_任务目标 1_
请把下面这段讲 DDP 初始化桶过程的文档片段完整重新录入一遍，不得改动任何字符。

_文档片段_
用分布式上下文设置 rpc_context_。

如果在DDP构造函数内调用initialize_bucket,则 rpc上下文指针(rpc context ptr)是否为null 无关紧要,因为grad不会发生变化。
如果在训练循环期间调用initialize_bucket,例如在rebuild_bucket 内部,因为grad可能会发生改变并指向bucket_view,那么它需要检查rpc context ptr是否为null。
如果rpc context ptr是null,则改变 variable.grad(),否则,在rpc上下文中改变梯度。
清空buckets_ 和 variable_locators_。

重置variable_locators_的尺寸,这样每个variable都有一个bucket index。

利用如下得到所有桶的个数和每个桶中副本个数:bucket_count = bucket_indices.size(); replica_count = replicas_.size();

从0开始递增到 bucket_count,逐一初始化 Bucket。

生成一个 Bucket bucket
如果bucket_indices[bucket_index].size() == 1,说明这个桶期待一个single sparse gradient,则设置 bucket.expect_sparse_gradient = true。
从0开始递增到replica_count,逐一初始化 BucketReplica。
生成一个 BucketReplica replica
如果这个桶期待一个single sparse gradient,则
利用bucket_indices[bucket_index].front()取出向量第一个元素,设置为 variable_index。
利用 variable_index 得到副本之中对应的variable。
设置副本replica的变量列表,代码为replica.variables = {variable},这个副本只包括一个variable。
否则说明是dense gradient,则
遍历桶的variable,即利用 replicas_[replica_index][variable_index] 得到variable。
设置variable的设备和数据类型
给副本设置其variables,代码为:replica.variables.push_back(variable)。
设置replica 的一些关于variable的元信息,这些元信息是flat contents相关的,比如offsets存储了各个张量在flat bucket contents中的offset。
给relica.contents分配内存
利用 initialize_bucket_views(replica, replica.contents) 初始化 cotnents 和 views。

_任务目标 2_
请将下方条目从开头第一行起，到包含“print-vi-icon[interactable]: VI Print”的那一行为止，逐行照录出来，首尾两行都要包括，其余条目不写。

_所给数据_
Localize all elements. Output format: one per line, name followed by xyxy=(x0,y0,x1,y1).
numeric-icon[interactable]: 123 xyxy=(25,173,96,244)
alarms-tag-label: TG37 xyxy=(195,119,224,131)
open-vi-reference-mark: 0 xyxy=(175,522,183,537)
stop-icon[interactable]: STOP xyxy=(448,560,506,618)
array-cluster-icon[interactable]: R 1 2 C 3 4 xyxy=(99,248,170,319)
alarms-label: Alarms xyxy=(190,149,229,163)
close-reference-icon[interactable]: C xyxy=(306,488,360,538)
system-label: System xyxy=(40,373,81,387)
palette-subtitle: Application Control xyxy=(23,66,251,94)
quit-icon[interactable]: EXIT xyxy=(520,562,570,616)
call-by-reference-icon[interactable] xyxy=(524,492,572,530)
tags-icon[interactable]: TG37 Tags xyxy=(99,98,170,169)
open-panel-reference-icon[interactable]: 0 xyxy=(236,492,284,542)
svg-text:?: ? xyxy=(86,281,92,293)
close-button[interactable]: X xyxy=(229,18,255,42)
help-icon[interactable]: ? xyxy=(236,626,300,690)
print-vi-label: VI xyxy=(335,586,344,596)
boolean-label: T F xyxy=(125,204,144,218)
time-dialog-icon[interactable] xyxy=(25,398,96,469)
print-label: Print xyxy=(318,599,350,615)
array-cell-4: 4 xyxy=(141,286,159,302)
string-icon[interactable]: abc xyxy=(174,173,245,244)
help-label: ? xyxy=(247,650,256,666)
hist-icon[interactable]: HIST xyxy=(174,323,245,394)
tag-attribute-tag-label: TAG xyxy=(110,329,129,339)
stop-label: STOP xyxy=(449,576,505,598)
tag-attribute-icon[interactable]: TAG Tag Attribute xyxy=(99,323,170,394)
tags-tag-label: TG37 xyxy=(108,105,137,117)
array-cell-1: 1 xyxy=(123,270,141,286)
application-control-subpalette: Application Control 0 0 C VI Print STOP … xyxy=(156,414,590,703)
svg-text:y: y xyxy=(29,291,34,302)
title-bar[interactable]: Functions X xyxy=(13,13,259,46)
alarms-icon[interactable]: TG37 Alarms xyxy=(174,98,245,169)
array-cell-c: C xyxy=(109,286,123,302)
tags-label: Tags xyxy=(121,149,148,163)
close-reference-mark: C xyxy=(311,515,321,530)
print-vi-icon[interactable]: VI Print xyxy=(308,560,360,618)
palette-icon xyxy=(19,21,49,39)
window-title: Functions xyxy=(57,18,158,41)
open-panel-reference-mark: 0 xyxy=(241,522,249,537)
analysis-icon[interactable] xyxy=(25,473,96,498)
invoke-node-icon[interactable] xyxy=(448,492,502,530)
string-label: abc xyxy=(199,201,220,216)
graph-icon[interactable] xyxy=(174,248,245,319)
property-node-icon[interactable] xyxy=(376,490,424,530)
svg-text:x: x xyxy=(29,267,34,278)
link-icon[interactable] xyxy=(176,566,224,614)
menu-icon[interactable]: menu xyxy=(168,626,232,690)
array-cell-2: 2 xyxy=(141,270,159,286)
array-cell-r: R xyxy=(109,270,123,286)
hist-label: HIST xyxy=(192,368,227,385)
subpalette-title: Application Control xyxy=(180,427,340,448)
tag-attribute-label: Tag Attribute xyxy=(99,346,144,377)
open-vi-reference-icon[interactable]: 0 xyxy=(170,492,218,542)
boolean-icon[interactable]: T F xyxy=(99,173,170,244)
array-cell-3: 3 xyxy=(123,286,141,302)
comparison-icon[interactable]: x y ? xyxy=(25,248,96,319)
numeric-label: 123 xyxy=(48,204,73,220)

_正确答案 1_
用分布式上下文设置 rpc_context_。

如果在DDP构造函数内调用initialize_bucket,则 rpc上下文指针(rpc context ptr)是否为null 无关紧要,因为grad不会发生变化。
如果在训练循环期间调用initialize_bucket,例如在rebuild_bucket 内部,因为grad可能会发生改变并指向bucket_view,那么它需要检查rpc context ptr是否为null。
如果rpc context ptr是null,则改变 variable.grad(),否则,在rpc上下文中改变梯度。
清空buckets_ 和 variable_locators_。

重置variable_locators_的尺寸,这样每个variable都有一个bucket index。

利用如下得到所有桶的个数和每个桶中副本个数:bucket_count = bucket_indices.size(); replica_count = replicas_.size();

从0开始递增到 bucket_count,逐一初始化 Bucket。

生成一个 Bucket bucket
如果bucket_indices[bucket_index].size() == 1,说明这个桶期待一个single sparse gradient,则设置 bucket.expect_sparse_gradient = true。
从0开始递增到replica_count,逐一初始化 BucketReplica。
生成一个 BucketReplica replica
如果这个桶期待一个single sparse gradient,则
利用bucket_indices[bucket_index].front()取出向量第一个元素,设置为 variable_index。
利用 variable_index 得到副本之中对应的variable。
设置副本replica的变量列表,代码为replica.variables = {variable},这个副本只包括一个variable。
否则说明是dense gradient,则
遍历桶的variable,即利用 replicas_[replica_index][variable_index] 得到variable。
设置variable的设备和数据类型
给副本设置其variables,代码为:replica.variables.push_back(variable)。
设置replica 的一些关于variable的元信息,这些元信息是flat contents相关的,比如offsets存储了各个张量在flat bucket contents中的offset。
给relica.contents分配内存
利用 initialize_bucket_views(replica, replica.contents) 初始化 cotnents 和 views。

_正确答案 2_
Localize all elements. Output format: one per line, name followed by xyxy=(x0,y0,x1,y1).
numeric-icon[interactable]: 123 xyxy=(25,173,96,244)
alarms-tag-label: TG37 xyxy=(195,119,224,131)
open-vi-reference-mark: 0 xyxy=(175,522,183,537)
stop-icon[interactable]: STOP xyxy=(448,560,506,618)
array-cluster-icon[interactable]: R 1 2 C 3 4 xyxy=(99,248,170,319)
alarms-label: Alarms xyxy=(190,149,229,163)
close-reference-icon[interactable]: C xyxy=(306,488,360,538)
system-label: System xyxy=(40,373,81,387)
palette-subtitle: Application Control xyxy=(23,66,251,94)
quit-icon[interactable]: EXIT xyxy=(520,562,570,616)
call-by-reference-icon[interactable] xyxy=(524,492,572,530)
tags-icon[interactable]: TG37 Tags xyxy=(99,98,170,169)
open-panel-reference-icon[interactable]: 0 xyxy=(236,492,284,542)
svg-text:?: ? xyxy=(86,281,92,293)
close-button[interactable]: X xyxy=(229,18,255,42)
help-icon[interactable]: ? xyxy=(236,626,300,690)
print-vi-label: VI xyxy=(335,586,344,596)
boolean-label: T F xyxy=(125,204,144,218)
time-dialog-icon[interactable] xyxy=(25,398,96,469)
print-label: Print xyxy=(318,599,350,615)
array-cell-4: 4 xyxy=(141,286,159,302)
string-icon[interactable]: abc xyxy=(174,173,245,244)
help-label: ? xyxy=(247,650,256,666)
hist-icon[interactable]: HIST xyxy=(174,323,245,394)
tag-attribute-tag-label: TAG xyxy=(110,329,129,339)
stop-label: STOP xyxy=(449,576,505,598)
tag-attribute-icon[interactable]: TAG Tag Attribute xyxy=(99,323,170,394)
tags-tag-label: TG37 xyxy=(108,105,137,117)
array-cell-1: 1 xyxy=(123,270,141,286)
application-control-subpalette: Application Control 0 0 C VI Print STOP … xyxy=(156,414,590,703)
svg-text:y: y xyxy=(29,291,34,302)
title-bar[interactable]: Functions X xyxy=(13,13,259,46)
alarms-icon[interactable]: TG37 Alarms xyxy=(174,98,245,169)
array-cell-c: C xyxy=(109,286,123,302)
tags-label: Tags xyxy=(121,149,148,163)
close-reference-mark: C xyxy=(311,515,321,530)
print-vi-icon[interactable]: VI Print xyxy=(308,560,360,618)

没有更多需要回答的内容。